**EXERCISE AIM**
In the listing below, identify each line with the word "Animación" and return those lines.

**DATA IN THIS EXERCISE**
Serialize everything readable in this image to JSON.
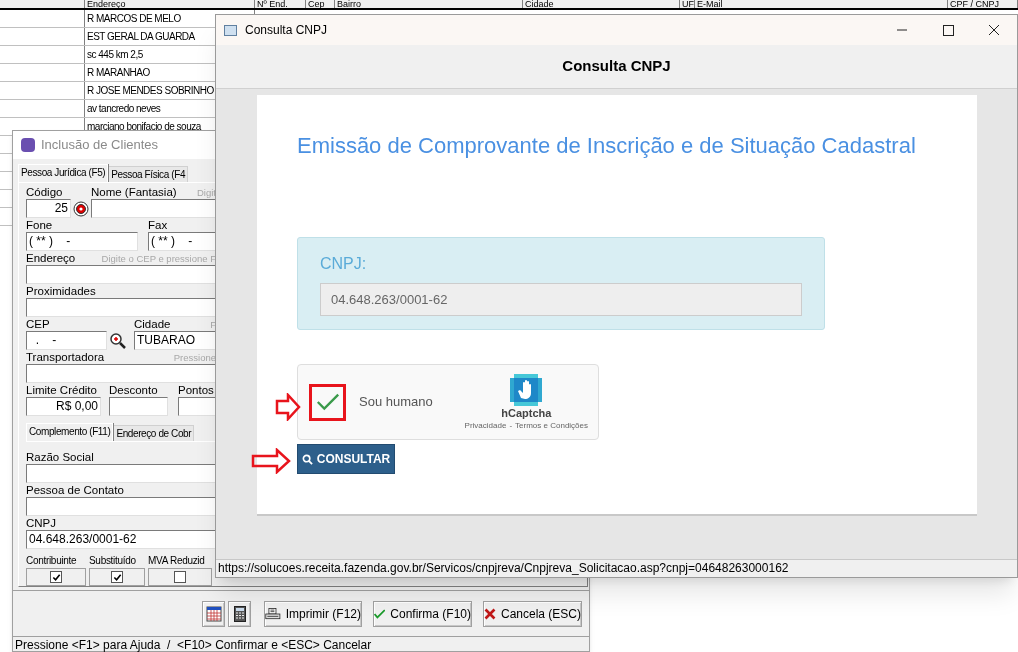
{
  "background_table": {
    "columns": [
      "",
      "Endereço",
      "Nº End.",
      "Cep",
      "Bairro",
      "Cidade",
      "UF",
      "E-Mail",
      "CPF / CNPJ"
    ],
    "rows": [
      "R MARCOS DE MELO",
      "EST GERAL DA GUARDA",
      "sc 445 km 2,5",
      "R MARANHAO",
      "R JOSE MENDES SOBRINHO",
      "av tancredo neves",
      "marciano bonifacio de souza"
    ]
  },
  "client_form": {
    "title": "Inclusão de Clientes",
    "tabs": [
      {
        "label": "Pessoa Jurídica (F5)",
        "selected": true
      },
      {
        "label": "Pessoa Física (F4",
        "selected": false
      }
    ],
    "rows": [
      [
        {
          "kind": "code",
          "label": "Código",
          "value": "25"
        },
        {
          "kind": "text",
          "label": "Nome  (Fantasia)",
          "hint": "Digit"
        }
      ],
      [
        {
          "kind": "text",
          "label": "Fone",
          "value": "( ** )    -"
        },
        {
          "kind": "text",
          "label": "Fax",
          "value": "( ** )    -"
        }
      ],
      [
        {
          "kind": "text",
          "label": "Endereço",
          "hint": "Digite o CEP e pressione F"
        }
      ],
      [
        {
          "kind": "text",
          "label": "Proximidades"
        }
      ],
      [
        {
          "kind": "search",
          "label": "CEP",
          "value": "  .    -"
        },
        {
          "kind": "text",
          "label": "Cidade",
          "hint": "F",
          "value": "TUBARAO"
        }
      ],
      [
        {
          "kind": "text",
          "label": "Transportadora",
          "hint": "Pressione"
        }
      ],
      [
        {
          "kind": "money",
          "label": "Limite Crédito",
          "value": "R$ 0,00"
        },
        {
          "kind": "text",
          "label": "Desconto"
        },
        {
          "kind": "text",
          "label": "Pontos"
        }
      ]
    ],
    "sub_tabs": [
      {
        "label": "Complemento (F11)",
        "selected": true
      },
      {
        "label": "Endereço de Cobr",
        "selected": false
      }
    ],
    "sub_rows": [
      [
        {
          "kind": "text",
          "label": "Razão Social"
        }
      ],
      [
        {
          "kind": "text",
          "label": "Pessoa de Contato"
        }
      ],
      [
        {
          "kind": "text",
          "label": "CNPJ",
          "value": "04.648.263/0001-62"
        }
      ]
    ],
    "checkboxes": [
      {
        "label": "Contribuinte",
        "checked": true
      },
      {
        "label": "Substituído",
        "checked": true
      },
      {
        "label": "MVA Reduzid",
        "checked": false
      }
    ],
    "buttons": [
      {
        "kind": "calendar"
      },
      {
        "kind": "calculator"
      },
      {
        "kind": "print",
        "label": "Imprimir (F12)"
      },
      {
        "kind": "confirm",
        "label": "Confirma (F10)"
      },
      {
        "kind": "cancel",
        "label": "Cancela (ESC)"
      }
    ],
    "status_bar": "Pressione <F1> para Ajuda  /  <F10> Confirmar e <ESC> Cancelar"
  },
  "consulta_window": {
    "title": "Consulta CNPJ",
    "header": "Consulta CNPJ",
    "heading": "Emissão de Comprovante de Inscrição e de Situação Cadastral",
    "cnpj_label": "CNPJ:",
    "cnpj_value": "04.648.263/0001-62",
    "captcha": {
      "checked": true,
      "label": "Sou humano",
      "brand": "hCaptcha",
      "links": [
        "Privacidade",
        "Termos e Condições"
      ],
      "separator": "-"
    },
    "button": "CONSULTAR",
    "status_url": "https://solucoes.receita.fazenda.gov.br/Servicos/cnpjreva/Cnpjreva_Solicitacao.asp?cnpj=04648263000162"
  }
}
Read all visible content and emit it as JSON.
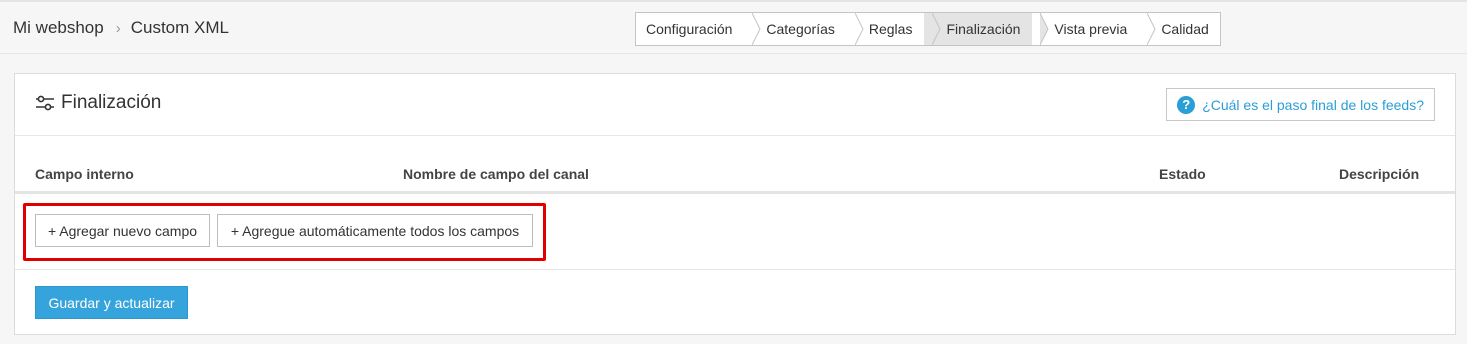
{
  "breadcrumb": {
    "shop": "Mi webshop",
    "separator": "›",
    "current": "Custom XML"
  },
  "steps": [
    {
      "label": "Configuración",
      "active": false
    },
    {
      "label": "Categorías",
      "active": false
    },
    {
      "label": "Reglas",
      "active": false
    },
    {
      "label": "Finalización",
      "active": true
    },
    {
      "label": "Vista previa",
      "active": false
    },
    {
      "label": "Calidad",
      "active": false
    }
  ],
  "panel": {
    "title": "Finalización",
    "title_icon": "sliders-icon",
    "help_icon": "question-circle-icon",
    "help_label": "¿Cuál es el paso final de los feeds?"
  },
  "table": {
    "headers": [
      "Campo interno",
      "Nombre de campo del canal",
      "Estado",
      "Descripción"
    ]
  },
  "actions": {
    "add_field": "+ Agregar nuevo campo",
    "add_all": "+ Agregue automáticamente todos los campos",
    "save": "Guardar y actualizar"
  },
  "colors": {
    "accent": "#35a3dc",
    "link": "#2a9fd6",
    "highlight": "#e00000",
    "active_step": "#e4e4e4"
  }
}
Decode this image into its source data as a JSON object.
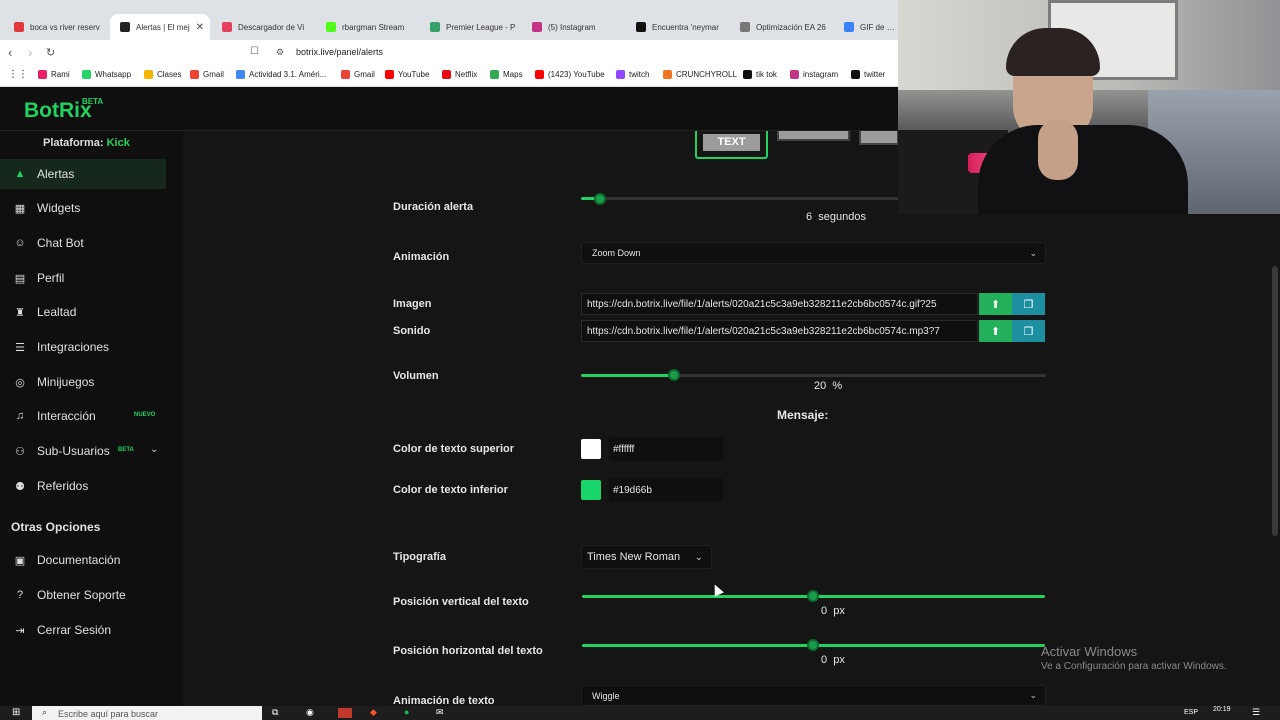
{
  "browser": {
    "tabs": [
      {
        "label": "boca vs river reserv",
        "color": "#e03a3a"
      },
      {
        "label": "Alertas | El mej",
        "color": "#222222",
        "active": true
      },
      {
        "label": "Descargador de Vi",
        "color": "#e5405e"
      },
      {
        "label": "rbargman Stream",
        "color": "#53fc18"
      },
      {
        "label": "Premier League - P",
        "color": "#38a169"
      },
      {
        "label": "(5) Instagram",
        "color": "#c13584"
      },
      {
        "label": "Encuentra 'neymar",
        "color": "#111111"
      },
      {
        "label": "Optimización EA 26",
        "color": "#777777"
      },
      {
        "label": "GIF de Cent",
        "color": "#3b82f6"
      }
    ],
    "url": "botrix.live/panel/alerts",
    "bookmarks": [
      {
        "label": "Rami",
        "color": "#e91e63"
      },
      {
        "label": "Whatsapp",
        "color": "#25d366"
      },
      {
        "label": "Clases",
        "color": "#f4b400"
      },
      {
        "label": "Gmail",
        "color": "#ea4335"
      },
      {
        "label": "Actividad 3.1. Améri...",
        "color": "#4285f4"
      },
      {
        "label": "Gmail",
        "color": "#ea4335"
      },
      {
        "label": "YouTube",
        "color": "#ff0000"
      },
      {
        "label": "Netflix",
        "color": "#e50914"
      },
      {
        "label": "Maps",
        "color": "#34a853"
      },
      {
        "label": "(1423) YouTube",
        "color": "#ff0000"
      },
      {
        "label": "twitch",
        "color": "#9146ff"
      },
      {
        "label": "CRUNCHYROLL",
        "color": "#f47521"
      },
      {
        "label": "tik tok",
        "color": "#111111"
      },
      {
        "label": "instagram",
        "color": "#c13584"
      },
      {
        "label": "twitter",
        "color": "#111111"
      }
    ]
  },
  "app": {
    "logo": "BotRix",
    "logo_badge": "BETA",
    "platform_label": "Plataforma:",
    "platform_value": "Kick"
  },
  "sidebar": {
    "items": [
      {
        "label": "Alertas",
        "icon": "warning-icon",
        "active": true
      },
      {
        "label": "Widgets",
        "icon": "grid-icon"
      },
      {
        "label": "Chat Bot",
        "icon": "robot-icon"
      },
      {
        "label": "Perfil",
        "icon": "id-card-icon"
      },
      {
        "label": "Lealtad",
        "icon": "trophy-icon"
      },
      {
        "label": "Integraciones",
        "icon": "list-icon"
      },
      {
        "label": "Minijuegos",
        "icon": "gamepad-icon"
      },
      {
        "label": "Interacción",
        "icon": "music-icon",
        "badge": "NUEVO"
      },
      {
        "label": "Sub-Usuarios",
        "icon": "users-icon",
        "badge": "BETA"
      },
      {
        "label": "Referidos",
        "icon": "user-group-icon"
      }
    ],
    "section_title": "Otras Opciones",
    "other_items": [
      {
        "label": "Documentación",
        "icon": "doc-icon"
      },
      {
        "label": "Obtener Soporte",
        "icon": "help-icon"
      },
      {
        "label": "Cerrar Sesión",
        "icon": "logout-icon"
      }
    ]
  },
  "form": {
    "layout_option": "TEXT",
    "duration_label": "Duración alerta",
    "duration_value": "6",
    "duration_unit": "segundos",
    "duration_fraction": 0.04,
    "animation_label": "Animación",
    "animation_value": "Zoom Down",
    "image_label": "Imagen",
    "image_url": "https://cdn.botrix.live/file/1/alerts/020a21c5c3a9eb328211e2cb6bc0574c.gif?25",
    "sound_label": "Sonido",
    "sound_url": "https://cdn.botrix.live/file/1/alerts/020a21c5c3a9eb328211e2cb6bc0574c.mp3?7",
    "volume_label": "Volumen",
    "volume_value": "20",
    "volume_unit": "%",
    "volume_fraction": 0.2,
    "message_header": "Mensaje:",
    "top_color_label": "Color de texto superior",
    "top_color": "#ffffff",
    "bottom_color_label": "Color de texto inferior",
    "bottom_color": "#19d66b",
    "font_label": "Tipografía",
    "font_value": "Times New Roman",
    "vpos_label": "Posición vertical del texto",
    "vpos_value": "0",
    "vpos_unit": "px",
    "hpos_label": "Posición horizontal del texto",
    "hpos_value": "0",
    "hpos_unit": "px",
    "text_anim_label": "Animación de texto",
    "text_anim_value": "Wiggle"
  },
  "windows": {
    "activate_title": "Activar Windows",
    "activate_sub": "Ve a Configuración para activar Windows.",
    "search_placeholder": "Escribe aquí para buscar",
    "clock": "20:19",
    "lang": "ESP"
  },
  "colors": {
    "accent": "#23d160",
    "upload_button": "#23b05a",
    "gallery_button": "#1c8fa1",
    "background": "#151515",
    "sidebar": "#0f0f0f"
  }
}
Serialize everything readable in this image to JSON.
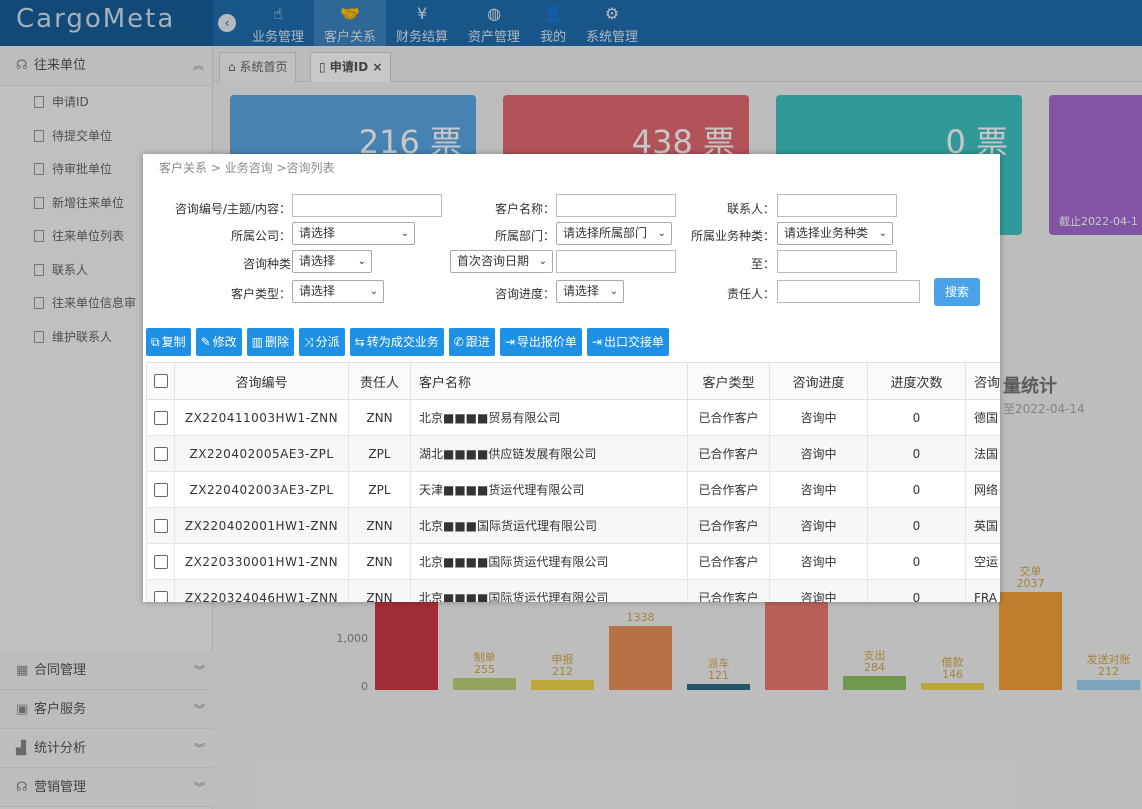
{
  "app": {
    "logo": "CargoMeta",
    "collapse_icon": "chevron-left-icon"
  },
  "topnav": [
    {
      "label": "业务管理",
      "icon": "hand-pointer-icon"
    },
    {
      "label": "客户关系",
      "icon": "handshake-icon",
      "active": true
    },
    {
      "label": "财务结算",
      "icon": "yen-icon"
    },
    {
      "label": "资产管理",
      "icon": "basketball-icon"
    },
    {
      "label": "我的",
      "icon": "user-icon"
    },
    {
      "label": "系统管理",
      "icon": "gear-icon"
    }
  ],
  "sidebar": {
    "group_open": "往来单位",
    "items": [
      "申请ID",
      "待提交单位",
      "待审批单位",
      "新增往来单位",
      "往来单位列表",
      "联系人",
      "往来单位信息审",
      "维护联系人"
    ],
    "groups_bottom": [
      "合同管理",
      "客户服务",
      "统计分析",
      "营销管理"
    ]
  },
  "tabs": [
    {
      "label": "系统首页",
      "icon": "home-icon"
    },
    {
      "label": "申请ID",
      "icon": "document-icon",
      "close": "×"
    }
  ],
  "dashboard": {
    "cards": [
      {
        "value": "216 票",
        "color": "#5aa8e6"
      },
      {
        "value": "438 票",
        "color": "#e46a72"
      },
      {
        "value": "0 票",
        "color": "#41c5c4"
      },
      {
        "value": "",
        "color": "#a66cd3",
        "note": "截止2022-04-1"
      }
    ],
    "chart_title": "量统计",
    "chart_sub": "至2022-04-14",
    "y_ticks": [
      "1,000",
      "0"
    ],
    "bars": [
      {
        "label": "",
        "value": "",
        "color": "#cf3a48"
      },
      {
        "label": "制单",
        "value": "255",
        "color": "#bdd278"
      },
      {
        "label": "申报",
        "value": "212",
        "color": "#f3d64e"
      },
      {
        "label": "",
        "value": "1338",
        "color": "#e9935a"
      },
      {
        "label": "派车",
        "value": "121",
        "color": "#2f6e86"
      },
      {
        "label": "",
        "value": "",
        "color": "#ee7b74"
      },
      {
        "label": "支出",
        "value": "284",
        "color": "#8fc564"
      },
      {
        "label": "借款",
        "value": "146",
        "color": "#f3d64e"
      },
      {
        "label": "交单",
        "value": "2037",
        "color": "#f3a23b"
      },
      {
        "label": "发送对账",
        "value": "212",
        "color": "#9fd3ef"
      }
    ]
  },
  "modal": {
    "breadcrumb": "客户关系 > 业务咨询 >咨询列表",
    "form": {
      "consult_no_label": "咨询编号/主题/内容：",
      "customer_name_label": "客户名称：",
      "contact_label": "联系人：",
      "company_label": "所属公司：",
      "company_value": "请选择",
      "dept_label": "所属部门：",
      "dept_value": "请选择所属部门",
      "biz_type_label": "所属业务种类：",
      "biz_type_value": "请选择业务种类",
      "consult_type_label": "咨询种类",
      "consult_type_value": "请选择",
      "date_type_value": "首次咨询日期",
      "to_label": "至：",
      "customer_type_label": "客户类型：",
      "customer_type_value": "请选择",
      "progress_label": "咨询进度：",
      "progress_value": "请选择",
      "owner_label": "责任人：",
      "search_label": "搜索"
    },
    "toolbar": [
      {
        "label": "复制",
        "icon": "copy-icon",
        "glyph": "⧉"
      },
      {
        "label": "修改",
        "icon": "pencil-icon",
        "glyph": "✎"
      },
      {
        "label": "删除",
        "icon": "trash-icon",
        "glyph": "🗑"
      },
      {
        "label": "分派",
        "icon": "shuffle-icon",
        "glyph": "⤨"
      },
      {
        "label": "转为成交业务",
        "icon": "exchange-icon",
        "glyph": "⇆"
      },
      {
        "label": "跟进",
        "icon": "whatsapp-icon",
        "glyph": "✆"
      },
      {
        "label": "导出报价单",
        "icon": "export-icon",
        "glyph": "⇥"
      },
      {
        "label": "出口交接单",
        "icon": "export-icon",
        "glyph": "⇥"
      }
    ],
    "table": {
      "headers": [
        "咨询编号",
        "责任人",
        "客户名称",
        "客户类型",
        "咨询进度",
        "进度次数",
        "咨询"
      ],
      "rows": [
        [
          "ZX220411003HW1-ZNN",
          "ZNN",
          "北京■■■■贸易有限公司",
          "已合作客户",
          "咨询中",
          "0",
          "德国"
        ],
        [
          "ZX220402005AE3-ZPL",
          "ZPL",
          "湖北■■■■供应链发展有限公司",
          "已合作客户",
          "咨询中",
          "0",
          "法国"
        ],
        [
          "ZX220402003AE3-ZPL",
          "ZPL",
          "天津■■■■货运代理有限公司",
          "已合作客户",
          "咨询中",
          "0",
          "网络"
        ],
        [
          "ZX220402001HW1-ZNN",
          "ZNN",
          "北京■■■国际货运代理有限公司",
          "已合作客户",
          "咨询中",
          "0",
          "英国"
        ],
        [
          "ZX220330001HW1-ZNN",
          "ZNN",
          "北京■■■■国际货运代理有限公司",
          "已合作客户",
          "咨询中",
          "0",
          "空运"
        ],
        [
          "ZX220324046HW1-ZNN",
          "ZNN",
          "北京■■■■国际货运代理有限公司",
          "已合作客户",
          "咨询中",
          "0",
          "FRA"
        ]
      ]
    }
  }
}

**OUTPUT FOR THIS EXERCISE**
    "animation_label": "Animación",
    "text_anim_label": "Animación de texto",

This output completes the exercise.